#### [THE PROBLEM]
Transcribe the full listing below exactly.

#### [SUPPLIED RECORDS]
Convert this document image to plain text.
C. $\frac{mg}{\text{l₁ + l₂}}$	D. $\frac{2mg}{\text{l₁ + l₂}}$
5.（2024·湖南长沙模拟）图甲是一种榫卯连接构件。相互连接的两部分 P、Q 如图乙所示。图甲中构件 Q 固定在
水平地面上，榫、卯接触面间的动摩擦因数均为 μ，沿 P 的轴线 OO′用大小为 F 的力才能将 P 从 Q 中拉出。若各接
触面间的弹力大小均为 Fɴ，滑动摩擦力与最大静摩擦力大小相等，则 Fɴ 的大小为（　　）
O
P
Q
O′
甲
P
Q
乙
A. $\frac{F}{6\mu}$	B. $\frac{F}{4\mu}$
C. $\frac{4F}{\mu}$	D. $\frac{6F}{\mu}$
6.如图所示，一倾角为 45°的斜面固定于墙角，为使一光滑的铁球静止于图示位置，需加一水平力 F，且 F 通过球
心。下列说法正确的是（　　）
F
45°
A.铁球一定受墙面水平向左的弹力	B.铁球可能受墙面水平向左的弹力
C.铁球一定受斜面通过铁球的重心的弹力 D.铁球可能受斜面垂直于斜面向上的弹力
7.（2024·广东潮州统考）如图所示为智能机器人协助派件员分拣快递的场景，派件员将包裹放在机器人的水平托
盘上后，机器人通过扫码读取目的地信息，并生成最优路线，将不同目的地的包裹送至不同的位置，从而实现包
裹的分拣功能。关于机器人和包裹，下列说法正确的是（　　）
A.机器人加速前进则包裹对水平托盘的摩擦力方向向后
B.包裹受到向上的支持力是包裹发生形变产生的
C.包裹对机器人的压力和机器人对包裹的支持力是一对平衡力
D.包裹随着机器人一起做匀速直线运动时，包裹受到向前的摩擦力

#### [ANSWER TO THIS PROBLEM]
Convert this document image to plain text.
C. $\frac{mg}{\text{l₁ + l₂}}$	D. $\frac{2mg}{\text{l₁ + l₂}}$
5.（2024·湖南长沙模拟）图甲是一种榫卯连接构件。相互连接的两部分 P、Q 如图乙所示。图甲中构件 Q 固定在
水平地面上，榫、卯接触面间的动摩擦因数均为 μ，沿 P 的轴线 OO′用大小为 F 的力才能将 P 从 Q 中拉出。若各接
触面间的弹力大小均为 Fɴ，滑动摩擦力与最大静摩擦力大小相等，则 Fɴ 的大小为（　　）
O
P
Q
O′
甲
P
Q
乙
A. $\frac{F}{6\mu}$	B. $\frac{F}{4\mu}$
C. $\frac{4F}{\mu}$	D. $\frac{6F}{\mu}$
6.如图所示，一倾角为 45°的斜面固定于墙角，为使一光滑的铁球静止于图示位置，需加一水平力 F，且 F 通过球
心。下列说法正确的是（　　）
F
45°
A.铁球一定受墙面水平向左的弹力	B.铁球可能受墙面水平向左的弹力
C.铁球一定受斜面通过铁球的重心的弹力 D.铁球可能受斜面垂直于斜面向上的弹力
7.（2024·广东潮州统考）如图所示为智能机器人协助派件员分拣快递的场景，派件员将包裹放在机器人的水平托
盘上后，机器人通过扫码读取目的地信息，并生成最优路线，将不同目的地的包裹送至不同的位置，从而实现包
裹的分拣功能。关于机器人和包裹，下列说法正确的是（　　）
A.机器人加速前进则包裹对水平托盘的摩擦力方向向后
B.包裹受到向上的支持力是包裹发生形变产生的
C.包裹对机器人的压力和机器人对包裹的支持力是一对平衡力
D.包裹随着机器人一起做匀速直线运动时，包裹受到向前的摩擦力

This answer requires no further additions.